## Task prompt
Repeat the records below exactly as they appear.

=== Records for this exercise ===

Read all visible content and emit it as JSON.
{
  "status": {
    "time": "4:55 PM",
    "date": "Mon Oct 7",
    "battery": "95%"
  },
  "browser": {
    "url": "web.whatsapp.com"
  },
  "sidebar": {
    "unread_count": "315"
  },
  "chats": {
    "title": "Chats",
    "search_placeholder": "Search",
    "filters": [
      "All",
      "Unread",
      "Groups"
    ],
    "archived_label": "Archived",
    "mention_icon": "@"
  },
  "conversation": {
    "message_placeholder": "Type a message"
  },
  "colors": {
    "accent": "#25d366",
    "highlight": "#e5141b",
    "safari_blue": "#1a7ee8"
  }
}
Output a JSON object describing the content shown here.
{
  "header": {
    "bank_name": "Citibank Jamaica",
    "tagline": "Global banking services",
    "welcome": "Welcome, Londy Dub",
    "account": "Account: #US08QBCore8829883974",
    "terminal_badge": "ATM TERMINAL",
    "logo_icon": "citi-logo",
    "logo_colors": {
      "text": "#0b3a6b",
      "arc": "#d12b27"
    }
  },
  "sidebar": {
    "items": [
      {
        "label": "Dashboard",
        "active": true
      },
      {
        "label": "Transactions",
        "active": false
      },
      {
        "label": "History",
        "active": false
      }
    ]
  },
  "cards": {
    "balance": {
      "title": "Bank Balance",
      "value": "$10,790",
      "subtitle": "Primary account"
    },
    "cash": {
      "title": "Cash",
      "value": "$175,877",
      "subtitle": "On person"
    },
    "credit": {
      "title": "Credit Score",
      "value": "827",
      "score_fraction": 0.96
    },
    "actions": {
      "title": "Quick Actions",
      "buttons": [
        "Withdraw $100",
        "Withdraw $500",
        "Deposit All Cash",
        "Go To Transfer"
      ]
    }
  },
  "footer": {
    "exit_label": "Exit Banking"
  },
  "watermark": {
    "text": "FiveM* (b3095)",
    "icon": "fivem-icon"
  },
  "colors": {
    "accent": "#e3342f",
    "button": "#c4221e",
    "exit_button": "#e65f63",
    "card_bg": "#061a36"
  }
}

===

## Response to the exercise
Read all visible content and emit it as JSON.
{
  "status": {
    "time": "4:55 PM",
    "date": "Mon Oct 7",
    "battery": "95%"
  },
  "browser": {
    "url": "web.whatsapp.com"
  },
  "sidebar": {
    "unread_count": "315"
  },
  "chats": {
    "title": "Chats",
    "search_placeholder": "Search",
    "filters": [
      "All",
      "Unread",
      "Groups"
    ],
    "archived_label": "Archived",
    "mention_icon": "@"
  },
  "conversation": {
    "message_placeholder": "Type a message"
  },
  "colors": {
    "accent": "#25d366",
    "highlight": "#e5141b",
    "safari_blue": "#1a7ee8"
  }
}
Output a JSON object describing the content shown here.
{
  "header": {
    "bank_name": "Citibank Jamaica",
    "tagline": "Global banking services",
    "welcome": "Welcome, Londy Dub",
    "account": "Account: #US08QBCore8829883974",
    "terminal_badge": "ATM TERMINAL",
    "logo_icon": "citi-logo",
    "logo_colors": {
      "text": "#0b3a6b",
      "arc": "#d12b27"
    }
  },
  "sidebar": {
    "items": [
      {
        "label": "Dashboard",
        "active": true
      },
      {
        "label": "Transactions",
        "active": false
      },
      {
        "label": "History",
        "active": false
      }
    ]
  },
  "cards": {
    "balance": {
      "title": "Bank Balance",
      "value": "$10,790",
      "subtitle": "Primary account"
    },
    "cash": {
      "title": "Cash",
      "value": "$175,877",
      "subtitle": "On person"
    },
    "credit": {
      "title": "Credit Score",
      "value": "827",
      "score_fraction": 0.96
    },
    "actions": {
      "title": "Quick Actions",
      "buttons": [
        "Withdraw $100",
        "Withdraw $500",
        "Deposit All Cash",
        "Go To Transfer"
      ]
    }
  },
  "footer": {
    "exit_label": "Exit Banking"
  },
  "watermark": {
    "text": "FiveM* (b3095)",
    "icon": "fivem-icon"
  },
  "colors": {
    "accent": "#e3342f",
    "button": "#c4221e",
    "exit_button": "#e65f63",
    "card_bg": "#061a36"
  }
}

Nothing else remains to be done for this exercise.